The task: Which lines hold the word "therapy"? Copy each of them.

Task inputs:
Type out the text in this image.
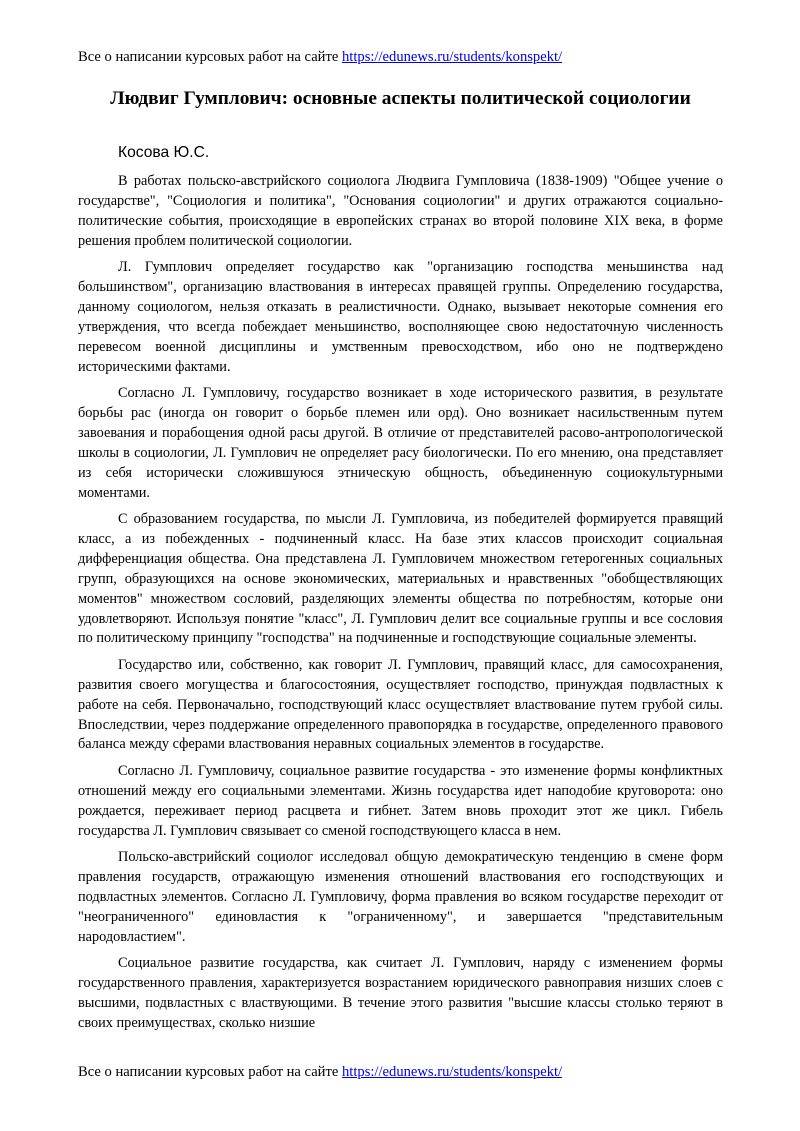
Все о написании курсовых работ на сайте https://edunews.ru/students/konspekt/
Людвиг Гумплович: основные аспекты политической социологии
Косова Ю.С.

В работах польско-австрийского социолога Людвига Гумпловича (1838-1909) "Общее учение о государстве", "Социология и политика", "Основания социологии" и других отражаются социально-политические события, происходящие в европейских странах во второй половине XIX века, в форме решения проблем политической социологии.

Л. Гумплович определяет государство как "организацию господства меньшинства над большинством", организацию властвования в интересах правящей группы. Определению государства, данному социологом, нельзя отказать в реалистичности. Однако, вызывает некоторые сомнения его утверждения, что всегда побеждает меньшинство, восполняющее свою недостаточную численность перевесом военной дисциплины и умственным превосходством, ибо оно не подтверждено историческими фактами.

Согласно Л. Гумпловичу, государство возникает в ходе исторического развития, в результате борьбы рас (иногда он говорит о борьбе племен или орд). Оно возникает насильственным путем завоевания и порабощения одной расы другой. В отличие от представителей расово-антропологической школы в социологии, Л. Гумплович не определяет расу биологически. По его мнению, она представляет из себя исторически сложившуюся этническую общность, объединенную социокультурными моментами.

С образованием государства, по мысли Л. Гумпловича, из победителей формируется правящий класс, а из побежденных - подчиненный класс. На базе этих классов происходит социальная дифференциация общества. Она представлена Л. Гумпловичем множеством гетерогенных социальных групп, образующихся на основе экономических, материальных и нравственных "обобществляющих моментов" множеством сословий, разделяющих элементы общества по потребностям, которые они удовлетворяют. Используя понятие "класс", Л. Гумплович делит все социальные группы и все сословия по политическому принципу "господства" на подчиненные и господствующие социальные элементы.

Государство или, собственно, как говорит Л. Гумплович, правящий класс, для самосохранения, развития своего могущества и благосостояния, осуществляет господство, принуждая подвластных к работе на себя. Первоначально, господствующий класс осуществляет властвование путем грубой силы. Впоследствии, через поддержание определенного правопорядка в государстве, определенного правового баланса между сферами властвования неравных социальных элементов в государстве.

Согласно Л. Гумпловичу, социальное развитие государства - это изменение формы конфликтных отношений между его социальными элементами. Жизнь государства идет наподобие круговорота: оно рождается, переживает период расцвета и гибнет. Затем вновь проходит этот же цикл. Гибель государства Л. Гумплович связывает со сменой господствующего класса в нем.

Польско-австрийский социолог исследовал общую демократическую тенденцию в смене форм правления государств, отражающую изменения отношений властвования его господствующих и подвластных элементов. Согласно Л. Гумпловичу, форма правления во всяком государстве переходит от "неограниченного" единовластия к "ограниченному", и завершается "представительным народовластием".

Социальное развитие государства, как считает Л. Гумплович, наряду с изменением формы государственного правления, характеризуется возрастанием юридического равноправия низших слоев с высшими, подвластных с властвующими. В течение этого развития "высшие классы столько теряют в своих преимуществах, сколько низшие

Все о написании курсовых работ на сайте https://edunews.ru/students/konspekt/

* * *

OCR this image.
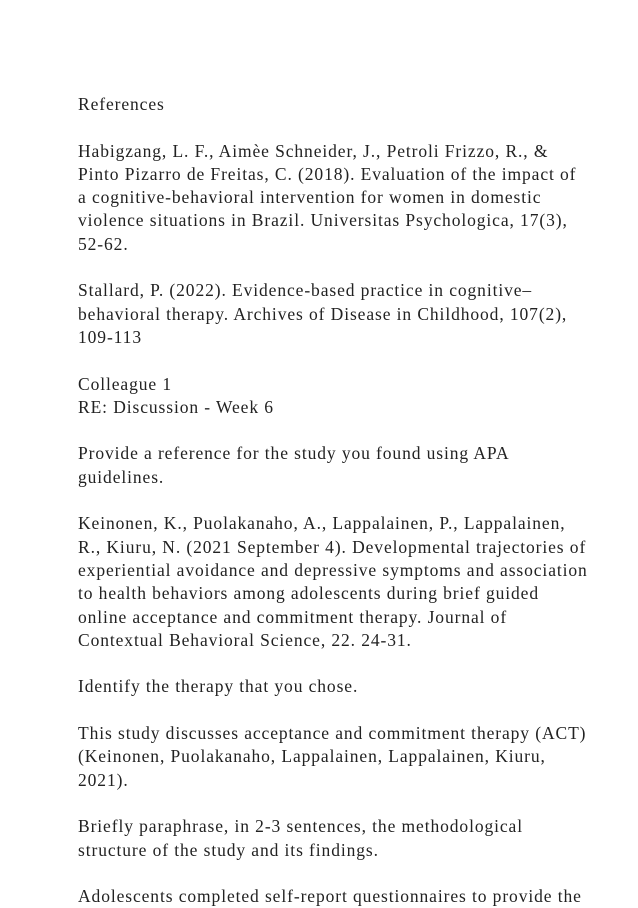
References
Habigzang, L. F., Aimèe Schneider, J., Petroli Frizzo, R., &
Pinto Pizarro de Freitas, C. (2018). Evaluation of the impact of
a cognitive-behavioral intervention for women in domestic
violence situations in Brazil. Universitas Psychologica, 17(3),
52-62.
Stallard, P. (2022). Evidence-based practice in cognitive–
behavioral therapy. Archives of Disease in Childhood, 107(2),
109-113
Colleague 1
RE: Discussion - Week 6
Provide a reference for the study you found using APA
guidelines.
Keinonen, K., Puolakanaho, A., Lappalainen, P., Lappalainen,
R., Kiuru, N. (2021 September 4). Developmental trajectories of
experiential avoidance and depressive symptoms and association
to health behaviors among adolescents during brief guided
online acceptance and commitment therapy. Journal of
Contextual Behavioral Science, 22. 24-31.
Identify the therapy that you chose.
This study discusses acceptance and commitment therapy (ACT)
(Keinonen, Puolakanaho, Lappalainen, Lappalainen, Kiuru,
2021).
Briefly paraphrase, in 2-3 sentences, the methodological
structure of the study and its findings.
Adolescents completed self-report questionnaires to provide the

Response to this task:
behavioral therapy. Archives of Disease in Childhood, 107(2),
online acceptance and commitment therapy. Journal of
Identify the therapy that you chose.
This study discusses acceptance and commitment therapy (ACT)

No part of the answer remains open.